Pictures are not part of the answer. Return the lines from the one containing "Give me the" through the end of the data, both included, exactly as they appear.

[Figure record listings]
★ ★ ★ ★ ★ ★ ★

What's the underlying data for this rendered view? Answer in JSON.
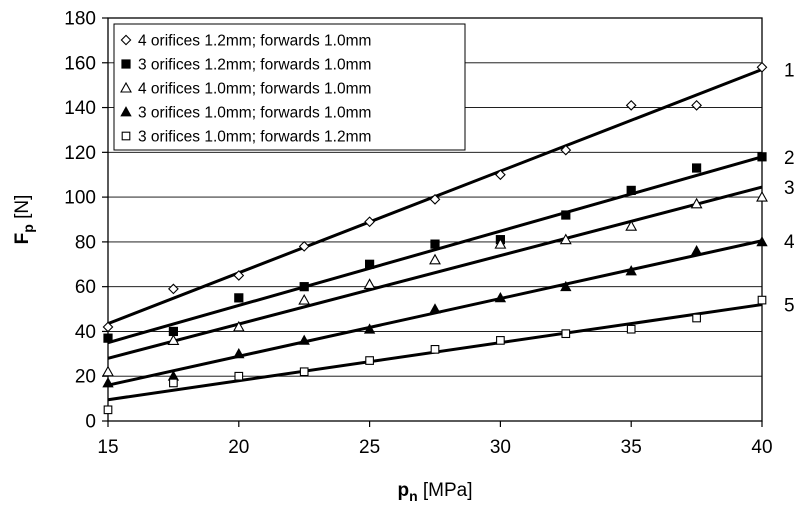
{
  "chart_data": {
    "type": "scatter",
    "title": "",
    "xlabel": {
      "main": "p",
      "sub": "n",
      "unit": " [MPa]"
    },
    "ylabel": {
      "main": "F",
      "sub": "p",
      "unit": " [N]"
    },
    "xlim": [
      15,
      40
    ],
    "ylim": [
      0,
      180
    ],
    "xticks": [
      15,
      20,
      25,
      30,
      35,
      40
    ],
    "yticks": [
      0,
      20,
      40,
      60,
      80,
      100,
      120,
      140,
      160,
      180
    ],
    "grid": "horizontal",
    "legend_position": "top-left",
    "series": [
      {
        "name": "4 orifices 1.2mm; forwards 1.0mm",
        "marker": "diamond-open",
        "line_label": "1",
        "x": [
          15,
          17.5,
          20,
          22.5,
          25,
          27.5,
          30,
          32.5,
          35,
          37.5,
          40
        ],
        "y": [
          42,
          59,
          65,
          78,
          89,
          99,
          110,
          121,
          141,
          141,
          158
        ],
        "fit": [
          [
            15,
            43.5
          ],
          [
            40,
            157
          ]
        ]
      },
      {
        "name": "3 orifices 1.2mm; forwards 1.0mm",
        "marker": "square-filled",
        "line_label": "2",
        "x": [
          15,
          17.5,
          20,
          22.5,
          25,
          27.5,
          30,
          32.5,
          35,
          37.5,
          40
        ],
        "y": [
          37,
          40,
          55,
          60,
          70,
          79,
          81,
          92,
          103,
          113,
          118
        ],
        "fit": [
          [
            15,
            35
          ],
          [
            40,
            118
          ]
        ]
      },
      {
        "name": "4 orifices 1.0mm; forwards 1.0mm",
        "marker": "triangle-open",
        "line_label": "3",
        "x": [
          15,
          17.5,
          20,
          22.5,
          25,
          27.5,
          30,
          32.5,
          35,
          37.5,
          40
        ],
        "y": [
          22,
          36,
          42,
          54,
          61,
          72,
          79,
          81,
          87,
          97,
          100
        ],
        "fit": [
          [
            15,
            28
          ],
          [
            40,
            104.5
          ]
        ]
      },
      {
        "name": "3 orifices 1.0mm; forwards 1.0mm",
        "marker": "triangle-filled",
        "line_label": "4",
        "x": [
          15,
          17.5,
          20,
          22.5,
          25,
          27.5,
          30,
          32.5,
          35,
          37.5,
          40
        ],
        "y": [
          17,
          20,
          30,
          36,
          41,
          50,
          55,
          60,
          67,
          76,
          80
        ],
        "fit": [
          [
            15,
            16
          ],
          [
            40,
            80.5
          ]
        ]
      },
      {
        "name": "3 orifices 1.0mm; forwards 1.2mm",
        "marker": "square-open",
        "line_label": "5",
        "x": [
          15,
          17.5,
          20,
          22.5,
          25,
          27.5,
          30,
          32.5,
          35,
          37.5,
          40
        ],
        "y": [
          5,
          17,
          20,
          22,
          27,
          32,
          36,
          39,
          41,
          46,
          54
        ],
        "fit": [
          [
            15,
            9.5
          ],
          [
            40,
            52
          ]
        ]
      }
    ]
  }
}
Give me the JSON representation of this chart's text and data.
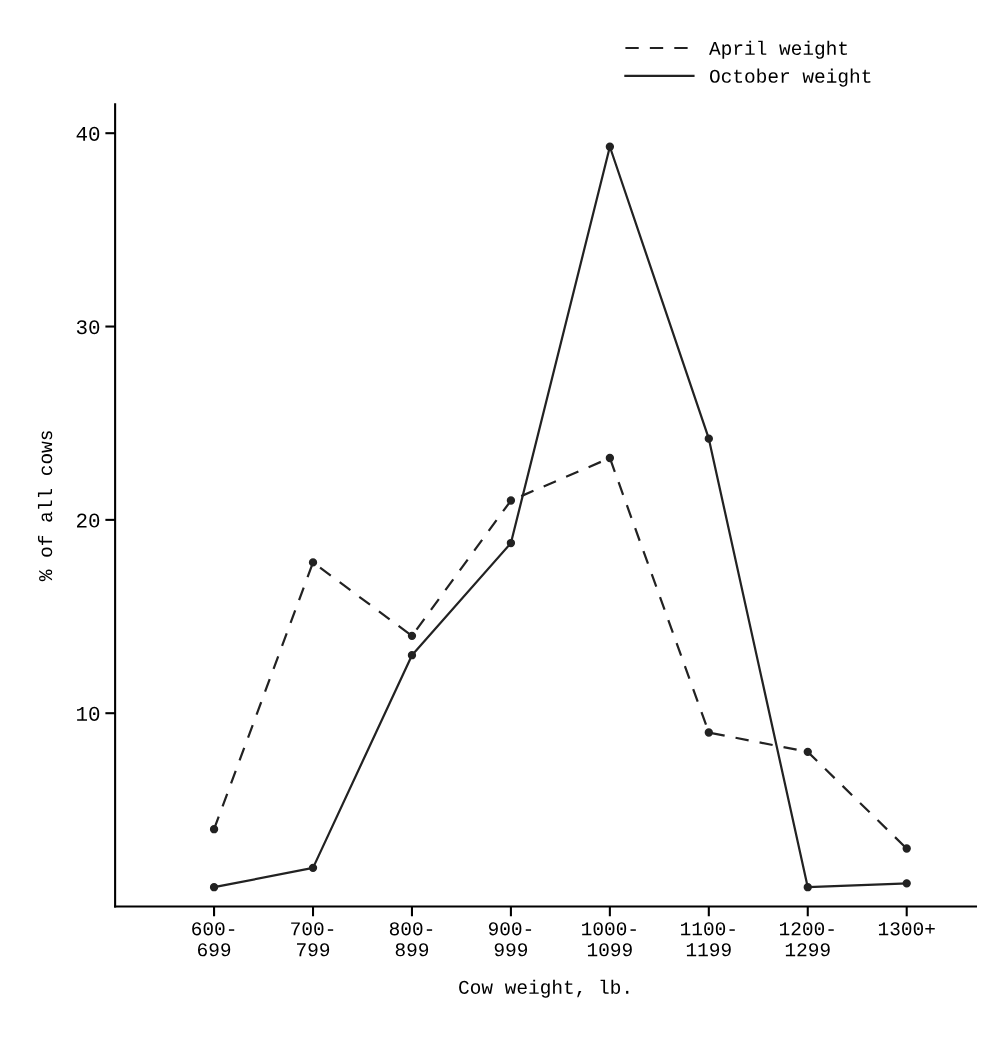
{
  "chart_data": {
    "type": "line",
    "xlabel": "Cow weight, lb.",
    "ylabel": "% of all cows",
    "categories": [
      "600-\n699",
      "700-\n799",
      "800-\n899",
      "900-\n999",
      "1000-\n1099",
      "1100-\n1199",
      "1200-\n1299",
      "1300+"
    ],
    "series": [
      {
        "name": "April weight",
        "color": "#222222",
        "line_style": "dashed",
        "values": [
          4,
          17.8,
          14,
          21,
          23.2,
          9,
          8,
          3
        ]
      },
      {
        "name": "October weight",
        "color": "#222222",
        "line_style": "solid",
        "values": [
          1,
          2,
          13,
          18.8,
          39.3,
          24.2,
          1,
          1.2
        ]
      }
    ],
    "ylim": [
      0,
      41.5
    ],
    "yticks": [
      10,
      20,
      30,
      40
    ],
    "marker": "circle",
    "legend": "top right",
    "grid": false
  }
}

★ ★ ★ ★ ★ ★ ★

* _REPLY TO THE EXERCISE_
Give me the JSON representation of this chart's text and data.
{
  "chart_data": {
    "type": "line",
    "xlabel": "Cow weight, lb.",
    "ylabel": "% of all cows",
    "categories": [
      "600-\n699",
      "700-\n799",
      "800-\n899",
      "900-\n999",
      "1000-\n1099",
      "1100-\n1199",
      "1200-\n1299",
      "1300+"
    ],
    "series": [
      {
        "name": "April weight",
        "color": "#222222",
        "line_style": "dashed",
        "values": [
          4,
          17.8,
          14,
          21,
          23.2,
          9,
          8,
          3
        ]
      },
      {
        "name": "October weight",
        "color": "#222222",
        "line_style": "solid",
        "values": [
          1,
          2,
          13,
          18.8,
          39.3,
          24.2,
          1,
          1.2
        ]
      }
    ],
    "ylim": [
      0,
      41.5
    ],
    "yticks": [
      10,
      20,
      30,
      40
    ],
    "marker": "circle",
    "legend": "top right",
    "grid": false
  }
}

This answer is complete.